◆ EXERCISE DIRECTIONS: In the entries below, count the lines holding "screenshot". Reply with the number only.

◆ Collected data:
===
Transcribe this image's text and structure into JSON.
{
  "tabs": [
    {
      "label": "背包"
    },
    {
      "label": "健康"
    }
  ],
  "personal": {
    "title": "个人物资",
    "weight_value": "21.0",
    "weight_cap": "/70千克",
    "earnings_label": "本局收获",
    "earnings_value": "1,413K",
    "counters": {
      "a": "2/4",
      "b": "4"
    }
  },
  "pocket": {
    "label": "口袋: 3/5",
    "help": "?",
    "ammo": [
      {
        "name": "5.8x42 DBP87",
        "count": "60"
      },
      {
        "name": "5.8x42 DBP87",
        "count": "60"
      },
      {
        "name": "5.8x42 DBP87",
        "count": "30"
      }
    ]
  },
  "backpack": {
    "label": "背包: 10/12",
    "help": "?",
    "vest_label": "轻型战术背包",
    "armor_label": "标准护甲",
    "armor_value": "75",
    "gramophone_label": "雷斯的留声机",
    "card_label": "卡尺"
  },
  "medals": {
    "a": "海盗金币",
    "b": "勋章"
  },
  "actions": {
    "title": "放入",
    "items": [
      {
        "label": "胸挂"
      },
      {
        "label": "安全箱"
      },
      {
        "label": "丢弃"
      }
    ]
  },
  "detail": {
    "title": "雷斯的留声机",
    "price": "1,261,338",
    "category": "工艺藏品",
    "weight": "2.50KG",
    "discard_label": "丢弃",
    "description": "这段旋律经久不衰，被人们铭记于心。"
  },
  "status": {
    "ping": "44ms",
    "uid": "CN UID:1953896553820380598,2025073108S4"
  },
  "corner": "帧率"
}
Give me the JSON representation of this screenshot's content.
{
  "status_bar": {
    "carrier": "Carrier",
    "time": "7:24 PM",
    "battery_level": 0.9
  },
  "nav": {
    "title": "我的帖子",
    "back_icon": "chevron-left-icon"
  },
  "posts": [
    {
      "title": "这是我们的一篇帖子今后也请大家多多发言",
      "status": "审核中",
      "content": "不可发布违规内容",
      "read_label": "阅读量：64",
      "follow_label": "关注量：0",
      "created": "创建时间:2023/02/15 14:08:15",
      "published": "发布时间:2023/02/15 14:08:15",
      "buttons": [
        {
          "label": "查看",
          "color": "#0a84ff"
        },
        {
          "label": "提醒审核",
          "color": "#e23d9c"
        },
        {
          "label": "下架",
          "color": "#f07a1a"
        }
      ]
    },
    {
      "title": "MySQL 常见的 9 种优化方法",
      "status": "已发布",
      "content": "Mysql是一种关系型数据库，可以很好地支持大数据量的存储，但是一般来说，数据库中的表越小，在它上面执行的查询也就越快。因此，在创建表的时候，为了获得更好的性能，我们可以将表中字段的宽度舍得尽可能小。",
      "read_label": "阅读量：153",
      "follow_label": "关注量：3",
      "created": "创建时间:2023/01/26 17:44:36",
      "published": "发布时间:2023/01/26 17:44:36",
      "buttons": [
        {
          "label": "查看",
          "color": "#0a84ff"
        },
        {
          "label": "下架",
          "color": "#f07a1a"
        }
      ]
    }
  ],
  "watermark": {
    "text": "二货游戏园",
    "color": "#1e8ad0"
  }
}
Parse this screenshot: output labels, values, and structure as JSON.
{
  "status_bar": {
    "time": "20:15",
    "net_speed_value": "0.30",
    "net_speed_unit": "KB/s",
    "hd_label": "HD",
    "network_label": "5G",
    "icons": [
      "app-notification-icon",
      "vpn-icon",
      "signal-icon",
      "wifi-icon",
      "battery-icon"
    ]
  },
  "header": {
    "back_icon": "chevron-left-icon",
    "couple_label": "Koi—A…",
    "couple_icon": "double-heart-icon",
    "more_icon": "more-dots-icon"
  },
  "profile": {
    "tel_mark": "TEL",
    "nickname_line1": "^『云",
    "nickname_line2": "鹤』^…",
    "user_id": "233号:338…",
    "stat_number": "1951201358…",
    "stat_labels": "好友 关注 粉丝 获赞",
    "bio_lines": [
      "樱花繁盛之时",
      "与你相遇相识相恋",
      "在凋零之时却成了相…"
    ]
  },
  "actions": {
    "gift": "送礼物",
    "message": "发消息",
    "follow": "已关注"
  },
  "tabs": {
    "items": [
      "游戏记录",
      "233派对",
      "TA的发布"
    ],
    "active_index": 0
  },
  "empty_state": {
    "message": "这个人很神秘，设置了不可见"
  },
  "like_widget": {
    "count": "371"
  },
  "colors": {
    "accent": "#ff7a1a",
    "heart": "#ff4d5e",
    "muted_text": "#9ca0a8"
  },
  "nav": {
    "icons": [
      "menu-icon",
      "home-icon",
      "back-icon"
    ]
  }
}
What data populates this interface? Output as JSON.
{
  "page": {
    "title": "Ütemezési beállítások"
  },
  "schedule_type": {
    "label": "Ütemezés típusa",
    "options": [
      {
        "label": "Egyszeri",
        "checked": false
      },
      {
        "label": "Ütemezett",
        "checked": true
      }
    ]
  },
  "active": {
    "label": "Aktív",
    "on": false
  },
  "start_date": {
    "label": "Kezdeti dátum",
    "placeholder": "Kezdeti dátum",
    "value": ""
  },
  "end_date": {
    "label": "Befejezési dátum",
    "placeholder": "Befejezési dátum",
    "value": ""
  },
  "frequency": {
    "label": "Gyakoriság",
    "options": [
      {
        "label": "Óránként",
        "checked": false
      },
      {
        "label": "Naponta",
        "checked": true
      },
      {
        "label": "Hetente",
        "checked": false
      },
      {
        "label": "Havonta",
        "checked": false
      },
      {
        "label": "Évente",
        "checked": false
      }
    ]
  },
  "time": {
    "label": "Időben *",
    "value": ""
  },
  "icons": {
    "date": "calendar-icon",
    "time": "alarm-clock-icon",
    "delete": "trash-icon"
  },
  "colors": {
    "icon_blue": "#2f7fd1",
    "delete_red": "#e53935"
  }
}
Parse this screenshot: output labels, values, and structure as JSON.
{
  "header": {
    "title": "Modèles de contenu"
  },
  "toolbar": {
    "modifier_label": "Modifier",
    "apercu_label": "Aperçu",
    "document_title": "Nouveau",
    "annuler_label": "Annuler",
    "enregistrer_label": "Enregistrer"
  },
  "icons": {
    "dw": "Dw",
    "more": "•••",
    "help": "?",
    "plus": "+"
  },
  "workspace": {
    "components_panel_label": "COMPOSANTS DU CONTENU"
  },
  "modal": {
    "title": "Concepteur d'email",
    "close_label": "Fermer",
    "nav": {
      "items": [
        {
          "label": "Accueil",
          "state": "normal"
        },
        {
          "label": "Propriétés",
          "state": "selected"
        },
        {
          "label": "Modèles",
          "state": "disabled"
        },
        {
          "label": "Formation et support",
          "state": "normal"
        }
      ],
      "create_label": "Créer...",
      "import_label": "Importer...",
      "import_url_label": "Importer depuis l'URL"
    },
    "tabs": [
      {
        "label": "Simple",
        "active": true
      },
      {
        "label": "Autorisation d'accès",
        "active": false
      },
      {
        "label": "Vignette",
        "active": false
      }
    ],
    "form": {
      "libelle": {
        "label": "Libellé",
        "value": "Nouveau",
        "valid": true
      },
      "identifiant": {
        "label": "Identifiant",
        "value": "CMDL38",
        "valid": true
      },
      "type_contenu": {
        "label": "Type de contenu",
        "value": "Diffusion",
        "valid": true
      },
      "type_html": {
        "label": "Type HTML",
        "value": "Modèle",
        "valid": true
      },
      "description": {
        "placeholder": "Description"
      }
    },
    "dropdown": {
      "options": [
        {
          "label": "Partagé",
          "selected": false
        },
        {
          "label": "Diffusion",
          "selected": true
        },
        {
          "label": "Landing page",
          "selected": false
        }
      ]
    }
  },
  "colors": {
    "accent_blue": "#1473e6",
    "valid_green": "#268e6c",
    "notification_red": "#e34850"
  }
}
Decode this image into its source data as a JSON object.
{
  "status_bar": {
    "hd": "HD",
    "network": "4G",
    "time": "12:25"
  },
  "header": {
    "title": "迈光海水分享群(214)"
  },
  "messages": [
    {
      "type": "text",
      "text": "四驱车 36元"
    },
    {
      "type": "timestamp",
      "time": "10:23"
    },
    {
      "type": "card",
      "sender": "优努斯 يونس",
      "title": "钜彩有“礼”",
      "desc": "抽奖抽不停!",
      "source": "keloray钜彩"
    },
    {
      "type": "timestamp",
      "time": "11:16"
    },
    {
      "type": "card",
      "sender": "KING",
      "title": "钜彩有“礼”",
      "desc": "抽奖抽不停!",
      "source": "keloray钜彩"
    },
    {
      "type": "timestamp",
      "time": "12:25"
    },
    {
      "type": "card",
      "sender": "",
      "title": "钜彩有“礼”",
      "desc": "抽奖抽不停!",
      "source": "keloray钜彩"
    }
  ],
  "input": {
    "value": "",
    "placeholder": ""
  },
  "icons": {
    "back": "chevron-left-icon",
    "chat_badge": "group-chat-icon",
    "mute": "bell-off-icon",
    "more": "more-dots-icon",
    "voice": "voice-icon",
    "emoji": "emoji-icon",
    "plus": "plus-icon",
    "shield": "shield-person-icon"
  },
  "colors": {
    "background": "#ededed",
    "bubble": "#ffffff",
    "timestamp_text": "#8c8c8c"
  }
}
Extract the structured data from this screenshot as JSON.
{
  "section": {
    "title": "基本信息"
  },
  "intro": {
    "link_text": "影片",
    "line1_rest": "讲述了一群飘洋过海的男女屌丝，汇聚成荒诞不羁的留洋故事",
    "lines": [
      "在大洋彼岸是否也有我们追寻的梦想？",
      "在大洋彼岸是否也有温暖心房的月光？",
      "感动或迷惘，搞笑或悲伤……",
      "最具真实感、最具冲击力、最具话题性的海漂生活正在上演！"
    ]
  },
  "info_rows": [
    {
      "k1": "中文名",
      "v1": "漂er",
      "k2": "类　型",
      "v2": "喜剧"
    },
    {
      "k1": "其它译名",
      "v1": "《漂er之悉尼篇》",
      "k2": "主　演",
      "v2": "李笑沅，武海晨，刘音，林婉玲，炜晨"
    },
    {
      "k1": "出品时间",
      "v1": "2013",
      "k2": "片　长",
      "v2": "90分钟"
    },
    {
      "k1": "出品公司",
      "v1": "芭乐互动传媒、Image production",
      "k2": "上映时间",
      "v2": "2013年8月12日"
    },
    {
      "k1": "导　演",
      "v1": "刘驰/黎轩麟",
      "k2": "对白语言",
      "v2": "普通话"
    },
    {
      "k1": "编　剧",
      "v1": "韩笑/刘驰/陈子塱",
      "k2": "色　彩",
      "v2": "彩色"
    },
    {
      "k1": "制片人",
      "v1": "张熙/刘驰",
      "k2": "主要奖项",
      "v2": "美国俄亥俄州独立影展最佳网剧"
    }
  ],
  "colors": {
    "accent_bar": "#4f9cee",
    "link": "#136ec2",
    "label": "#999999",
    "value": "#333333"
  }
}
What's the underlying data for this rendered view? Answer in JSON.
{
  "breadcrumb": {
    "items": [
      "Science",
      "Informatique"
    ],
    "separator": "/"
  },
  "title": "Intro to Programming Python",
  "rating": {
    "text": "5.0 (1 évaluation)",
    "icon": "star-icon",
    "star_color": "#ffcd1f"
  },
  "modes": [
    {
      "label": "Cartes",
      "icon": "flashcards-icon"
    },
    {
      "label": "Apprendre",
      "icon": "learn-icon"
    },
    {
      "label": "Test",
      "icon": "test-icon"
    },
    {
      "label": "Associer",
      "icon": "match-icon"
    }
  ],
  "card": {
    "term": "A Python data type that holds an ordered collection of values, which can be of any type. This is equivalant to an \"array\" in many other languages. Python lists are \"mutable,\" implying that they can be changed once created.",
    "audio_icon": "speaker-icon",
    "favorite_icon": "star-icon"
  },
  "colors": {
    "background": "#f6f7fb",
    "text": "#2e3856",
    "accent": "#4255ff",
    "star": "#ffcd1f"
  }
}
===
◆ RESULT: 4